[[ SUPPLIED DATA open ]]

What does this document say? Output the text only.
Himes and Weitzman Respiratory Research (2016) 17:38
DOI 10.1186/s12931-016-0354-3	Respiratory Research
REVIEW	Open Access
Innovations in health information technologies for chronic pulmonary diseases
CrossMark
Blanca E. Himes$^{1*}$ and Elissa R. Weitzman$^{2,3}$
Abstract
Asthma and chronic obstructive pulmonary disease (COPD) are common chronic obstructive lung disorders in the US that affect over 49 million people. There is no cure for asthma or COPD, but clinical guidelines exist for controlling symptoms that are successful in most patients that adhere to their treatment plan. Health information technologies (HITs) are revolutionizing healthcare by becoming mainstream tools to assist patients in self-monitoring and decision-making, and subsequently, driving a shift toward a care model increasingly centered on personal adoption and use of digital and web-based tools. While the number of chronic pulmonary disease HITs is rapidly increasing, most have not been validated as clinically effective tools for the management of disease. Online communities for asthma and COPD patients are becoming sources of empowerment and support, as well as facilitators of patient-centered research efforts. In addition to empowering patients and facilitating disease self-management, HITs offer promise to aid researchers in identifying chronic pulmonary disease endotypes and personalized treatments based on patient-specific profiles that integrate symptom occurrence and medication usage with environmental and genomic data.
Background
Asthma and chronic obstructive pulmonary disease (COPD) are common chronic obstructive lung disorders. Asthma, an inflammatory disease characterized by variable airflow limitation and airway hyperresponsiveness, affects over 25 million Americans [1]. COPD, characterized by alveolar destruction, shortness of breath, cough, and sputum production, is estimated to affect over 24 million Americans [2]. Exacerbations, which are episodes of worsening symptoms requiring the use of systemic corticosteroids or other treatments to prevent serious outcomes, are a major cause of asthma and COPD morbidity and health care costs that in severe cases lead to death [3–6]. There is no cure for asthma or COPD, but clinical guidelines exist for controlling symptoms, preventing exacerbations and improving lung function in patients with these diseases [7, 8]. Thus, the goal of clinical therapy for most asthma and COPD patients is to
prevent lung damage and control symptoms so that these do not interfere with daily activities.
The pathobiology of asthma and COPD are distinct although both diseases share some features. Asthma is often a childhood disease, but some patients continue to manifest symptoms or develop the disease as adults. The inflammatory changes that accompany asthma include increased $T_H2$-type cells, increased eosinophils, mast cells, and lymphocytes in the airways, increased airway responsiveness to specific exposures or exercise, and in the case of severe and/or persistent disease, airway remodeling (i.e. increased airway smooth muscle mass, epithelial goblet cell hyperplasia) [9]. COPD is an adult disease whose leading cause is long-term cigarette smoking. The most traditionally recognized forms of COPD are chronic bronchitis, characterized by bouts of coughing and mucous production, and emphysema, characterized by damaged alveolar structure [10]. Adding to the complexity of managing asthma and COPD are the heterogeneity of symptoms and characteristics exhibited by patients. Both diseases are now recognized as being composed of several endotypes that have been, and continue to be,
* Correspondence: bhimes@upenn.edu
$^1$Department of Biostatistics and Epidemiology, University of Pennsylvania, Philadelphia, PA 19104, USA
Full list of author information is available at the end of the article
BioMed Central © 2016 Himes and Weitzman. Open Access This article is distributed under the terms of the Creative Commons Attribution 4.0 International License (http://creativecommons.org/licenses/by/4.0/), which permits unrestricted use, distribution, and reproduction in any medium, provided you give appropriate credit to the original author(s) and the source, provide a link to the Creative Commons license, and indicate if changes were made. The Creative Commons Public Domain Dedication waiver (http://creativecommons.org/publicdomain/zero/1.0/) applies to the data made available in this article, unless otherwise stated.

[[ SUPPLIED DATA closed ]]

▶ REQUIREMENT: A verbatim copy of all the records is required. Write it out in full.

▶ OUTPUT FOR THIS EXERCISE:
What does this document say? Output the text only.
Himes and Weitzman Respiratory Research (2016) 17:38
DOI 10.1186/s12931-016-0354-3	Respiratory Research
REVIEW	Open Access
Innovations in health information technologies for chronic pulmonary diseases
CrossMark
Blanca E. Himes$^{1*}$ and Elissa R. Weitzman$^{2,3}$
Abstract
Asthma and chronic obstructive pulmonary disease (COPD) are common chronic obstructive lung disorders in the US that affect over 49 million people. There is no cure for asthma or COPD, but clinical guidelines exist for controlling symptoms that are successful in most patients that adhere to their treatment plan. Health information technologies (HITs) are revolutionizing healthcare by becoming mainstream tools to assist patients in self-monitoring and decision-making, and subsequently, driving a shift toward a care model increasingly centered on personal adoption and use of digital and web-based tools. While the number of chronic pulmonary disease HITs is rapidly increasing, most have not been validated as clinically effective tools for the management of disease. Online communities for asthma and COPD patients are becoming sources of empowerment and support, as well as facilitators of patient-centered research efforts. In addition to empowering patients and facilitating disease self-management, HITs offer promise to aid researchers in identifying chronic pulmonary disease endotypes and personalized treatments based on patient-specific profiles that integrate symptom occurrence and medication usage with environmental and genomic data.
Background
Asthma and chronic obstructive pulmonary disease (COPD) are common chronic obstructive lung disorders. Asthma, an inflammatory disease characterized by variable airflow limitation and airway hyperresponsiveness, affects over 25 million Americans [1]. COPD, characterized by alveolar destruction, shortness of breath, cough, and sputum production, is estimated to affect over 24 million Americans [2]. Exacerbations, which are episodes of worsening symptoms requiring the use of systemic corticosteroids or other treatments to prevent serious outcomes, are a major cause of asthma and COPD morbidity and health care costs that in severe cases lead to death [3–6]. There is no cure for asthma or COPD, but clinical guidelines exist for controlling symptoms, preventing exacerbations and improving lung function in patients with these diseases [7, 8]. Thus, the goal of clinical therapy for most asthma and COPD patients is to
prevent lung damage and control symptoms so that these do not interfere with daily activities.
The pathobiology of asthma and COPD are distinct although both diseases share some features. Asthma is often a childhood disease, but some patients continue to manifest symptoms or develop the disease as adults. The inflammatory changes that accompany asthma include increased $T_H2$-type cells, increased eosinophils, mast cells, and lymphocytes in the airways, increased airway responsiveness to specific exposures or exercise, and in the case of severe and/or persistent disease, airway remodeling (i.e. increased airway smooth muscle mass, epithelial goblet cell hyperplasia) [9]. COPD is an adult disease whose leading cause is long-term cigarette smoking. The most traditionally recognized forms of COPD are chronic bronchitis, characterized by bouts of coughing and mucous production, and emphysema, characterized by damaged alveolar structure [10]. Adding to the complexity of managing asthma and COPD are the heterogeneity of symptoms and characteristics exhibited by patients. Both diseases are now recognized as being composed of several endotypes that have been, and continue to be,
* Correspondence: bhimes@upenn.edu
$^1$Department of Biostatistics and Epidemiology, University of Pennsylvania, Philadelphia, PA 19104, USA
Full list of author information is available at the end of the article
BioMed Central © 2016 Himes and Weitzman. Open Access This article is distributed under the terms of the Creative Commons Attribution 4.0 International License (http://creativecommons.org/licenses/by/4.0/), which permits unrestricted use, distribution, and reproduction in any medium, provided you give appropriate credit to the original author(s) and the source, provide a link to the Creative Commons license, and indicate if changes were made. The Creative Commons Public Domain Dedication waiver (http://creativecommons.org/publicdomain/zero/1.0/) applies to the data made available in this article, unless otherwise stated.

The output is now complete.